Desde logo, a cronologia parece validar tal hipótese. A soberania portuguesa nos seus territórios ultramarinos chegou ao fim em 1974-75, mais de uma década volvida sobre as descolonizações protagonizadas por outras potências. Só o pequeno enclave de Macau seguiu um curso mais em linha com desenvolvimentos internacionais, tendo o território governado por Portugal transitado para a administração chinesa em 1999, dois anos depois da entrega de Hong-Kong pela Grã-Bretanha à República Popular da China.
Para a esquerda anticolonial, o desfasamento temporal deveu-se ao anacronismo de um regime liderado por um obstinado ditador fascista, sustentado pelos seus aliados da NATO graças à lógica da Guerra Fria. Para muitos à direita, a longevidade do império assentou no carácter fundamentalmente benigno da governação colonial lusa, respaldada em séculos de coexistência pacífica com as populações ultramarinas, segundo uma visão popularizada a partir dos anos 1950 com base nas ideias do sociólogo brasileiro Gilberto Freyre.
No entanto, uma das preocupações que tem distinguido a investigação historiográfica das últimas décadas sobre esta temática é a atenção prestada às afinidades – que não foram poucas – entre as trajetórias portuguesa e europeia-ocidental (Jerónimo e Pinto 2015). Nesta entrada, procuraremos olhar para esses paralelismos, mas também para a complexa teia de influências recíprocas e transnacionais que permitem matizar o alegado “excepcionalismo” português, de maneira a tornar o fim do colonialismo nos espaços de língua portuguesa um fenómeno compreensível à luz das dinâmicas que contribuíram para o afrouxamento dos laços imperiais um pouco por todo o mundo naquele período.

Dados brutos -
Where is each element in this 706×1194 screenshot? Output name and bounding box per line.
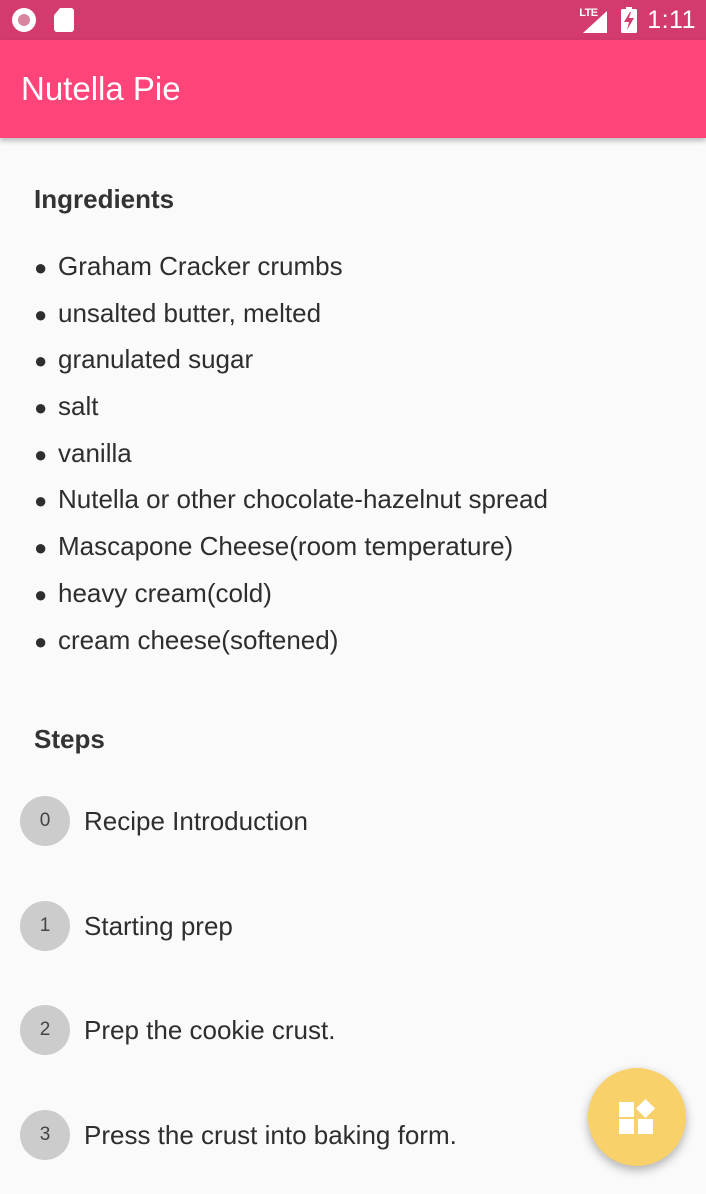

Exercício proposto -
Prossiga o texto sobre o fim do império colonial português a partir da última frase apresentada.

Resposta -
A descolonização não foi um acontecimento, mas um processo: este tornou-se, na era contemporânea, um dos lugares-comuns da historiografia dos impérios (Jansen e Osterhammel 2017). Mas foi também – acrescentamos nós – um fenómeno multifacetado e repleto de paradoxos. Como processo, a descolonização poderá talvez inscrever-se na “conjuntura”, a temporalidade definida por Fernand Braudel como de carácter cíclico, secular; nesse sentido, encaixará, grosso modo, nas balizas do “breve século XX” conceptualizado por E. J. Hobsbawm. Embora alguns autores prefiram recuar até ao século XVIII e às primeiras independências crioulas contra o domínio europeu para dar conta do imperialismo contemporâneo em toda a sua amplitude (Klose 2014), neste ensaio adotaremos uma periodização mais restrita (c. 1919-1975), em parte por razões de espaço, mas também porque aquilo que chega ao fim em 1974-75 é o chamado “terceiro império português”, forjado no contexto da corrida imperialista de finais do século XIX, com o seu centro de gravidade localizado no continente africano.
Numa perspetiva diacrónica, poderá fazer sentido determo-nos em quatro subdivisões temporais: 1919-1945; 1945-61; 1961-74; e uma última em que, muito sucintamente, aludiremos aos acontecimentos que marcaram o fim do império (1974-75) e às suas sequelas, numa perspetiva comparada.
A primeira fase transporta-nos até esse período extremamente ambivalente, do ponto de vista da estabilidade dos impérios coloniais, que foi o pós-Primeira Guerra Mundial. As devastações desse conflito desferiram um severo – mas não definitivo – golpe nas pretensões de “missão civilizacional” que eram reivindicadas pelas potências imperiais para justificar a hierarquia racial em que repousavam as sua conquistas ultramarinas.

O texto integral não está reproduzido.